A block of data.
+ + + + +

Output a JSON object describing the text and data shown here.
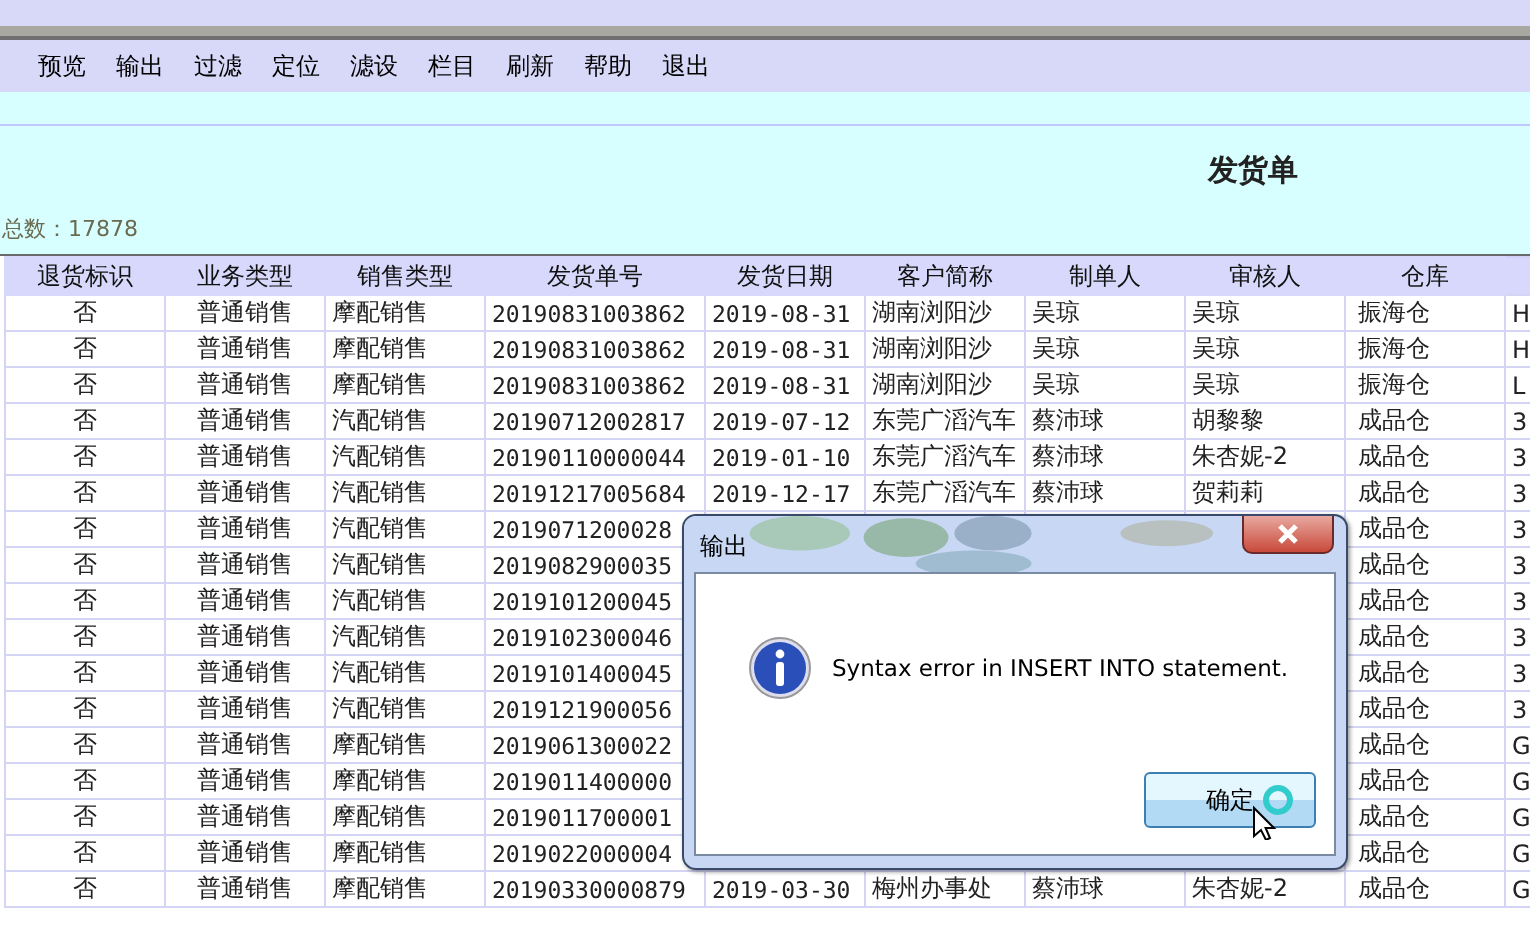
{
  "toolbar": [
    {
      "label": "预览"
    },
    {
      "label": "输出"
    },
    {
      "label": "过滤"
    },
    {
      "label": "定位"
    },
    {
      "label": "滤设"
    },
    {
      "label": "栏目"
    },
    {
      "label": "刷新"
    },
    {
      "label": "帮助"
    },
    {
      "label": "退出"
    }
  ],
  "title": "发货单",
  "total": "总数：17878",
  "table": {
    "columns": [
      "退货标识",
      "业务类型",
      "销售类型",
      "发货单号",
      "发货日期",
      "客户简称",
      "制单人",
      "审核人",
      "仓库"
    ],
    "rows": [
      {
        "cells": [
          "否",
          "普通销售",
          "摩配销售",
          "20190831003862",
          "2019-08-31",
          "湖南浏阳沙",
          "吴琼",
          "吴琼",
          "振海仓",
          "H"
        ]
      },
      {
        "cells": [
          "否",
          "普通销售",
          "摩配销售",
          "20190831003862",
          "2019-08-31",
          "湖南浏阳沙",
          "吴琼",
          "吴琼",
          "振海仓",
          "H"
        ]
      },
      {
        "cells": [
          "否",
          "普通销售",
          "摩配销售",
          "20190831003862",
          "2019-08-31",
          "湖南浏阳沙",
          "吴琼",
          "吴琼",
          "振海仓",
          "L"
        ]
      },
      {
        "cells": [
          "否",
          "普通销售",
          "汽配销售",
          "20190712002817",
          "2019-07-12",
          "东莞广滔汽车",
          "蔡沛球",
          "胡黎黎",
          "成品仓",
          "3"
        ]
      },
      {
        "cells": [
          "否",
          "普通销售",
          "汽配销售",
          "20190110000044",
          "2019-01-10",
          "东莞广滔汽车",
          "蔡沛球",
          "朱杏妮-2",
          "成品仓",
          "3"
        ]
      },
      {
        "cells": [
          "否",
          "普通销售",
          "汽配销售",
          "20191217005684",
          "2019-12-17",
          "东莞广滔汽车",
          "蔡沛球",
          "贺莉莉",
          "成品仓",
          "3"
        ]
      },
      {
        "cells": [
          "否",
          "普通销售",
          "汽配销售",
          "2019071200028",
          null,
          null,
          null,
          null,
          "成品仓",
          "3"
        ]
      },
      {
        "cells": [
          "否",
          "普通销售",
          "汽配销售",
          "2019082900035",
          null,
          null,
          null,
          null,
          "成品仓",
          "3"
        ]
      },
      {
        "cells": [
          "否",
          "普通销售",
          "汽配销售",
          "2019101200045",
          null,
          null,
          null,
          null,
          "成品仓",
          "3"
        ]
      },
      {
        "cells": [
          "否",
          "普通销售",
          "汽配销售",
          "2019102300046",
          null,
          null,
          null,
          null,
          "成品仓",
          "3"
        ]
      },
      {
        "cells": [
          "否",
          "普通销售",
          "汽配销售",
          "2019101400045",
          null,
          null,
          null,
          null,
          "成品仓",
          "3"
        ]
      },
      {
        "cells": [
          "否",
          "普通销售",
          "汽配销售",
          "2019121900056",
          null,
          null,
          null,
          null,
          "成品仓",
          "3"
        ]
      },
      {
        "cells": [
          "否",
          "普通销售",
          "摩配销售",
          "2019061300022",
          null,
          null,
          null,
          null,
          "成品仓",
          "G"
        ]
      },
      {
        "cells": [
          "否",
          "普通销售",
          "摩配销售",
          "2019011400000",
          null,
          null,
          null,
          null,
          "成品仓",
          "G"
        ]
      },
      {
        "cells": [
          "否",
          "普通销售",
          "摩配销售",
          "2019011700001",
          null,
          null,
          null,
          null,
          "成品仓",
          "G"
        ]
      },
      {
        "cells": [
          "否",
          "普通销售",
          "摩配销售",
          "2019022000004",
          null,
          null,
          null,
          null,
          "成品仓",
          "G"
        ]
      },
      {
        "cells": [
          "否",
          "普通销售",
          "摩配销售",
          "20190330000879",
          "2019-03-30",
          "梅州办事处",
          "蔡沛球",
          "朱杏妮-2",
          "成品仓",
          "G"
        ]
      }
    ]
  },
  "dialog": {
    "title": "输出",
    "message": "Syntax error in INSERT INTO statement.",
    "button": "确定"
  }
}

+ + + + +

Challenge. Filter lines by "label" and return each hit.

The answer.
      "label": "预览"
      "label": "输出"
      "label": "过滤"
      "label": "定位"
      "label": "滤设"
      "label": "栏目"
      "label": "刷新"
      "label": "帮助"
      "label": "退出"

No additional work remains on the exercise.